_Brief a_. Return every line of the listing that contains the string "text". Case counts.

Russia has announced that it will recognise the two breakaway republics of Donetsk and Luhansk as independent states. Though the formalities of recognition remain to be completed, the governments of the two republics immediately requested military assistance from Moscow, which is now being provided, and will shortly apply to join the CSTO Russian-led military alliance.
Within hours, the US, the UK and some EU states announced the imposition of sanctions against Russia, which included Germany’s withdrawal of a key approval for NordStream 2, effectively mothballing the pipeline until further notice. US and UK authorities also publicly characterised the recognition as a breach of international law and an act of aggression against Ukraine.
The mothballing of NS2 is a significant victory for the US, a product of the hysteria that it has orchestrated over the past two months, capturing as it does a large part of the EU’s gas import market for US tight gas exporters. But how long will the furore last?
International Law is often misty. The law of state recognition is a deep fog. A good starting point is the Montevideo Convention of 1933. Here 17 American states (including the USA, with some reservations) set out a treaty to govern the mechanics and law of state recognition. The treaty expressly stated that it codified already-existing customary international law, and although only 19 states ratified it, it is widely accepted today as correctly setting out the law of recognition.
Montevideo’s key article, in relation to the LDNR, is Article 1, which sets the minimum standards a proto-state must reach to be a candidate for recognition. These are: a) a permanent population; b) a defined territory; c) government; and d) capacity to enter into relations with the other states.
Prima facie LDNR passes all four tests. Test (b) (defined territory) is probably the least secure, since LDNR’s authority extends only to the line of contact and not to the full borders of either Donetsk or Luhansk oblasts.
If Moscow stopped at the line of contact it would be entitled to recognise LDNR. Support for that conclusion can be found in treaties and key opinions since 1933. For example, the United Nations Charter itself extends the right to self-determination to all “peoples” (without defining what “peoples” are). LDNR’s case is that ethnic Russians living in Ukraine constitute a “people”, corroborated by the 1994 referendum on the status of the Russian language, which gained 90% support. It is hard to argue against that conclusion.
Further support comes from a direction most unwelcome to the West, namely the published opinions of the EU’s own committee established in August 1991 to adjudicate on the breakup of Yugoslavia, the Badinter Arbitration Committee. Moscow would take the situation of ethnic Serbian minorities swept up into the new states of Croatia and Bosnia as the precedent. On these, Badinter said “[the minorities are] … entitled to all the rights concerned to minorities and ethnic groups.... Republics must afford the members of those minorities and ethnic groups all the human rights and fundamental freedoms recognised in international law, including, where appropriate, the right to choose their nationality".
Badinter went on to opine that inherited frontiers cannot be altered by force, but only by “agreement freely arrived at”. Moscow would probably cite Minsk II as one such agreement, to lay down new regional borders with federal-style autonomy, and would cite Kyiv’s complete failure to comply with Minsk II as justification for recognising the new borders anyway.
Another Badinter statement challenges the possibility of a LDNR recognition with: “The [EU and its members] will not recognise entities which are the result of aggression.” The US/UK/EU consensus is that the LDNR came into force by means of Russian aggression in 2014, and it is beyond argument that Russia provided substantial military aid at the birth of the LDNR. It is probably the case that the aid extended to the use of Russian troops and equipment inside the then territory of Ukraine, including in the shoot-down of MH17.

_Provided entries_.
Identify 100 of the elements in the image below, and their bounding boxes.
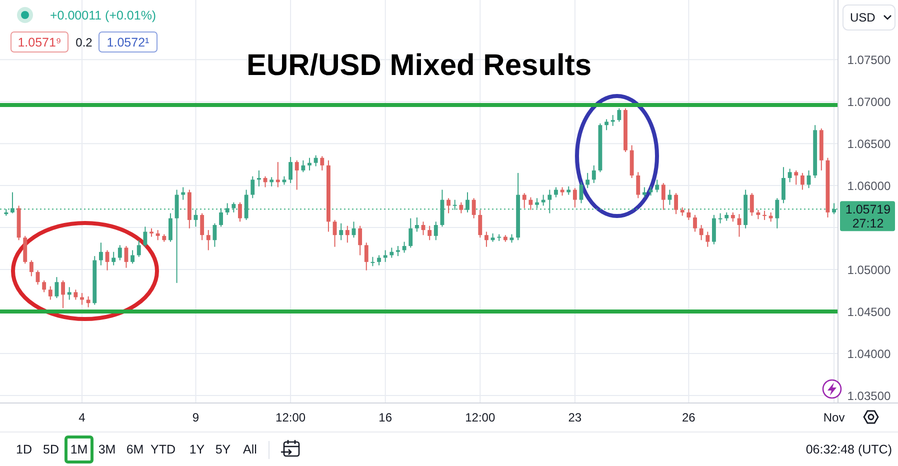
candlestick bbox=[655, 179, 660, 193]
candlestick bbox=[377, 254, 381, 266]
candlestick bbox=[320, 156, 324, 171]
candlestick bbox=[118, 244, 122, 261]
annotation: 1.0571⁹ bbox=[18, 36, 62, 50]
candlestick bbox=[750, 192, 754, 216]
candlestick bbox=[522, 192, 526, 209]
candlestick bbox=[642, 186, 646, 198]
candlestick bbox=[238, 202, 242, 222]
x-tick-label: Nov bbox=[823, 410, 845, 424]
candlestick bbox=[712, 214, 716, 245]
candlestick bbox=[112, 251, 116, 266]
candlestick bbox=[61, 280, 65, 309]
candlestick bbox=[699, 224, 704, 241]
y-tick-label: 1.04000 bbox=[847, 346, 892, 361]
candlestick bbox=[472, 198, 476, 219]
candlestick bbox=[130, 250, 135, 264]
candlestick bbox=[408, 218, 413, 248]
candlestick bbox=[288, 156, 293, 184]
candlestick bbox=[768, 212, 773, 222]
x-tick-label: 4 bbox=[78, 410, 86, 424]
candlestick bbox=[156, 230, 160, 241]
candlestick bbox=[782, 166, 786, 204]
candlestick bbox=[390, 247, 394, 258]
y-axis-title: USD bbox=[850, 10, 876, 24]
candlestick bbox=[762, 210, 766, 220]
candlestick bbox=[308, 157, 312, 171]
y-tick-label: 1.05000 bbox=[847, 263, 892, 278]
candlestick bbox=[610, 114, 615, 126]
text: 1D bbox=[16, 442, 32, 456]
candlestick bbox=[414, 216, 419, 232]
annotation: 1.0572¹ bbox=[106, 36, 150, 50]
candlestick bbox=[181, 186, 186, 200]
text: 6M bbox=[126, 442, 144, 456]
text: 06:32:48 (UTC) bbox=[806, 442, 892, 456]
candlestick bbox=[54, 276, 59, 299]
x-tick-label: 16 bbox=[378, 410, 392, 424]
candlestick bbox=[86, 296, 90, 308]
candlestick bbox=[42, 280, 46, 293]
candlestick bbox=[706, 231, 710, 248]
y-tick-label: 1.07500 bbox=[847, 53, 892, 68]
text: All bbox=[243, 442, 257, 456]
candlestick bbox=[434, 221, 438, 241]
candlestick bbox=[168, 212, 172, 242]
candlestick bbox=[136, 240, 141, 258]
candlestick bbox=[29, 260, 34, 277]
y-tick-label: 1.04500 bbox=[847, 304, 892, 319]
candlestick bbox=[250, 176, 255, 199]
candlestick bbox=[206, 230, 210, 251]
candlestick bbox=[756, 209, 760, 220]
candlestick bbox=[730, 212, 735, 222]
candlestick bbox=[788, 168, 792, 183]
candlestick bbox=[67, 286, 72, 300]
candlestick bbox=[200, 212, 204, 241]
candlestick bbox=[383, 250, 388, 262]
candlestick bbox=[604, 118, 608, 131]
text: 1M bbox=[70, 442, 88, 456]
candlestick bbox=[693, 214, 697, 232]
candlestick bbox=[124, 246, 128, 268]
candlestick bbox=[674, 192, 678, 215]
candlestick bbox=[270, 176, 274, 187]
candlestick bbox=[294, 160, 299, 190]
text: 3M bbox=[98, 442, 116, 456]
candlestick bbox=[686, 208, 691, 220]
candlestick bbox=[276, 162, 280, 188]
text: 1Y bbox=[189, 442, 206, 456]
text: YTD bbox=[150, 442, 176, 456]
candlestick bbox=[636, 172, 640, 199]
candlestick bbox=[358, 225, 362, 256]
candlestick bbox=[592, 164, 596, 184]
candlestick bbox=[314, 154, 318, 167]
candlestick bbox=[528, 196, 533, 210]
annotation: 0.2 bbox=[76, 36, 93, 50]
candlestick bbox=[586, 172, 590, 189]
ref-line-label: 1.05719 bbox=[845, 202, 891, 217]
candlestick bbox=[370, 256, 375, 267]
text: 5Y bbox=[215, 442, 232, 456]
y-tick-label: 1.06500 bbox=[847, 137, 892, 152]
candlestick bbox=[364, 242, 368, 271]
candlestick bbox=[800, 172, 804, 190]
candlestick bbox=[301, 160, 306, 173]
candlestick bbox=[617, 108, 622, 122]
y-tick-label: 1.07000 bbox=[847, 95, 892, 110]
candlestick bbox=[554, 186, 558, 198]
text: EUR/USD Mixed Results bbox=[246, 49, 592, 82]
candlestick bbox=[484, 231, 488, 248]
x-tick-label: 26 bbox=[682, 410, 696, 424]
candlestick bbox=[402, 241, 406, 254]
candlestick bbox=[459, 202, 464, 214]
candlestick bbox=[794, 170, 798, 186]
candlestick bbox=[143, 226, 148, 248]
candlestick bbox=[396, 246, 400, 257]
candlestick bbox=[339, 222, 344, 241]
annotation: +0.00011 (+0.01%) bbox=[50, 8, 156, 22]
y-tick-label: 1.03500 bbox=[847, 388, 892, 403]
candlestick bbox=[332, 219, 337, 248]
x-tick-label: 12:00 bbox=[276, 410, 306, 424]
y-tick-label: 1.06000 bbox=[847, 179, 892, 194]
text: 27:12 bbox=[852, 216, 884, 231]
candlestick bbox=[541, 194, 546, 206]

_Brief b_.
Answer these from the article on Russia's recognition of Donetsk and Luhansk:
(i) In what year was the Montevideo Convention made?
(ii) In what month and year was the Badinter Arbitration Committee set up?
(iii) What share of support did the 1994 referendum on the status of the Russian language gain?

_Exercise solution a_.
text: 1D bbox=[16, 442, 32, 456]
text: 6M bbox=[126, 442, 144, 456]
text: 06:32:48 (UTC) bbox=[806, 442, 892, 456]
text: All bbox=[243, 442, 257, 456]
text: 1M bbox=[70, 442, 88, 456]
text: 3M bbox=[98, 442, 116, 456]
text: 1Y bbox=[189, 442, 206, 456]
text: YTD bbox=[150, 442, 176, 456]
text: 5Y bbox=[215, 442, 232, 456]
text: EUR/USD Mixed Results bbox=[246, 49, 592, 82]
text: 27:12 bbox=[852, 216, 884, 231]

_Exercise solution b_.
(i) 1933
(ii) August 1991
(iii) 90%